[Data items]
--- begin ---

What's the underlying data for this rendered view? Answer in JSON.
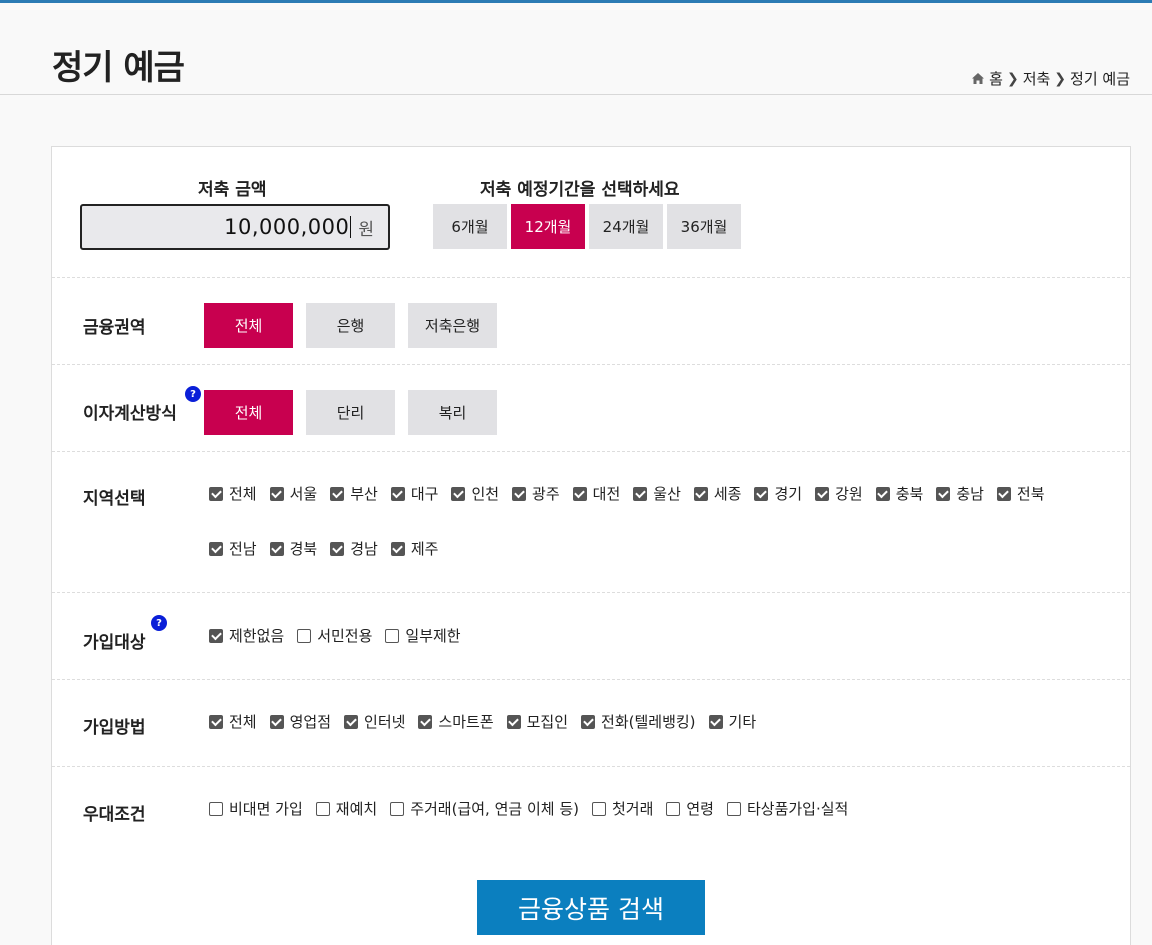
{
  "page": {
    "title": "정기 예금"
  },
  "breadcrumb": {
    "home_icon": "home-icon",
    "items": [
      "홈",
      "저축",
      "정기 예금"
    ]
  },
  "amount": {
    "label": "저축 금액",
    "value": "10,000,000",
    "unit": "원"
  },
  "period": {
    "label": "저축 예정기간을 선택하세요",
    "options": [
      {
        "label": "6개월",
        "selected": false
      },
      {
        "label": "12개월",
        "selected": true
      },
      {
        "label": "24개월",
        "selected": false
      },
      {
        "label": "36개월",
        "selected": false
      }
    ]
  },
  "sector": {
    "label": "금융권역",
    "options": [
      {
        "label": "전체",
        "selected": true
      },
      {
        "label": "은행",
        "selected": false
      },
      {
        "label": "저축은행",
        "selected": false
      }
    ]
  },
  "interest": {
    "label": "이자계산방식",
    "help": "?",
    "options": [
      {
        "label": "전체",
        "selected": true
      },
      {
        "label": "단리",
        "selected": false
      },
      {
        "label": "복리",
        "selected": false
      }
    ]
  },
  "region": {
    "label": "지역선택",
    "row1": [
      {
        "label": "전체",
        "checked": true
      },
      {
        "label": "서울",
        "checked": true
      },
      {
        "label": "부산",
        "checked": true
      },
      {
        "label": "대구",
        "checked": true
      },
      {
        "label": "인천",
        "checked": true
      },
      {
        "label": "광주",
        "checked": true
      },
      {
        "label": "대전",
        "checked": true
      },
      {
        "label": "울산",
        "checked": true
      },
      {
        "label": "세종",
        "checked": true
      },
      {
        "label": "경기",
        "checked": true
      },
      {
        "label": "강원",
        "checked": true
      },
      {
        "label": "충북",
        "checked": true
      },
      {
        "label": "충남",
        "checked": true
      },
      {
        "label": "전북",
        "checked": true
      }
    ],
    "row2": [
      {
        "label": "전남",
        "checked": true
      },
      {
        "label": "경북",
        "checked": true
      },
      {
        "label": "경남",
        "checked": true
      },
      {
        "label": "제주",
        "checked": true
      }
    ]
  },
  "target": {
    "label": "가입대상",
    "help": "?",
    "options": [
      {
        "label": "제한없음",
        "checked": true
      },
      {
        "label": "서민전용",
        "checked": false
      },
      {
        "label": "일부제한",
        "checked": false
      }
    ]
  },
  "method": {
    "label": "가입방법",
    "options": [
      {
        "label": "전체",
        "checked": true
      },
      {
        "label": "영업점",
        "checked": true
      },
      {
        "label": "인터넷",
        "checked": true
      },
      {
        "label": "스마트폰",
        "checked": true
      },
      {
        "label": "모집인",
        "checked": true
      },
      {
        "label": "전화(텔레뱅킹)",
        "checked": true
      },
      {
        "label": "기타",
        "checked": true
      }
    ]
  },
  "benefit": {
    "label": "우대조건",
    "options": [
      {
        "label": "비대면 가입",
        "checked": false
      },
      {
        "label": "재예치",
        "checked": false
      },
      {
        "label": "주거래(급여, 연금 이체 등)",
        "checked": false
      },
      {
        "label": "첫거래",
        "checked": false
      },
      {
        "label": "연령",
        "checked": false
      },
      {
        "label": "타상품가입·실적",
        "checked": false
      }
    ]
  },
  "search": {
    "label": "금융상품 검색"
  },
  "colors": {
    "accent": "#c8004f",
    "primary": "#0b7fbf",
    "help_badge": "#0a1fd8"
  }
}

--- end ---
--- begin ---

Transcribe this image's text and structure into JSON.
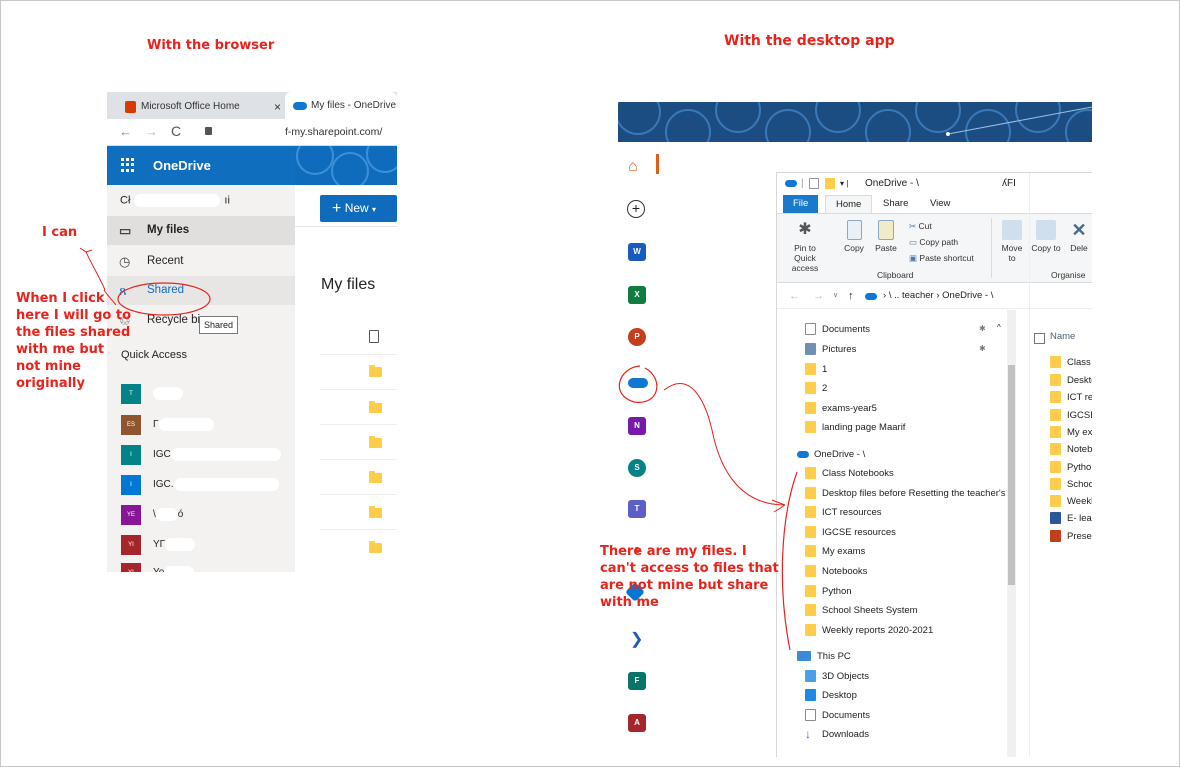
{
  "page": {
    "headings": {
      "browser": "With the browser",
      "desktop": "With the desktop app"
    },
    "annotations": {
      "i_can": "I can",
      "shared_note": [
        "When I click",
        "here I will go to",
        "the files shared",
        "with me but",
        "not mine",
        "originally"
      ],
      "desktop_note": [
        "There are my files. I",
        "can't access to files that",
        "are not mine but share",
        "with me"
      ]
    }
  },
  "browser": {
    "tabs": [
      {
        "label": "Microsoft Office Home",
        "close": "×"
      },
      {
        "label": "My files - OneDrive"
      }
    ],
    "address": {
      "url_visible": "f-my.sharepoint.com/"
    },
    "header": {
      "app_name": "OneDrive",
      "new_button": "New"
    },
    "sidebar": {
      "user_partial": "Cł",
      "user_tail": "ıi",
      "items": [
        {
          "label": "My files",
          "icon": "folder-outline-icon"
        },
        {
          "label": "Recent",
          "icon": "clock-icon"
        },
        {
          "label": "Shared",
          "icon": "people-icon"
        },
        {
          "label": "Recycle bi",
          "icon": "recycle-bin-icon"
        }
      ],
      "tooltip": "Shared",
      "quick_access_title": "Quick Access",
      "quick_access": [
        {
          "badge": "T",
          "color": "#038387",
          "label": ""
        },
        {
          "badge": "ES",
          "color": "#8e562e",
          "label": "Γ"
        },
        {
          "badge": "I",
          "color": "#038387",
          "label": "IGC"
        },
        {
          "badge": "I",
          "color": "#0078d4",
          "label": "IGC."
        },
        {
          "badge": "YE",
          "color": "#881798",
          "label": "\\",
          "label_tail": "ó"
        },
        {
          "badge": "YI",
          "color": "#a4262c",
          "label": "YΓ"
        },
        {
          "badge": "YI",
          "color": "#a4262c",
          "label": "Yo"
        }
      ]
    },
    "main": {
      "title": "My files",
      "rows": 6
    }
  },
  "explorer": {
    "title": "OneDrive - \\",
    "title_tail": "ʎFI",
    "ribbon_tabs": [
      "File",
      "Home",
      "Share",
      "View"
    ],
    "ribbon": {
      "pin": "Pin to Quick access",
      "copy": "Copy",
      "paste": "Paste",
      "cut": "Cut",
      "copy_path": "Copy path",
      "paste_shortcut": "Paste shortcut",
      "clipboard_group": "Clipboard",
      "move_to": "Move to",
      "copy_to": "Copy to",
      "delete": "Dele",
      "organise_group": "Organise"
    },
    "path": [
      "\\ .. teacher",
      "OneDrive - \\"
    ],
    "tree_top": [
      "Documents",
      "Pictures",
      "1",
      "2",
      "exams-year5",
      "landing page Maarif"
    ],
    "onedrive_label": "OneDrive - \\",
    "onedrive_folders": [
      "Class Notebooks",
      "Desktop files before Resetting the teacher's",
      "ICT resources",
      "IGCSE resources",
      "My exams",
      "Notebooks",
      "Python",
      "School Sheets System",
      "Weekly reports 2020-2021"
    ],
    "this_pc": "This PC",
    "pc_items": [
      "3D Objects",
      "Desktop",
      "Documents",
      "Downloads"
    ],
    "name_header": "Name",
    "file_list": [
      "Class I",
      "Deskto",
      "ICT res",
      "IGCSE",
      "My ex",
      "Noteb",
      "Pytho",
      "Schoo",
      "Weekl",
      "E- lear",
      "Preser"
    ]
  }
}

--- end ---

Tally the lines in this data that hold the word "JSON" and state only the count.

2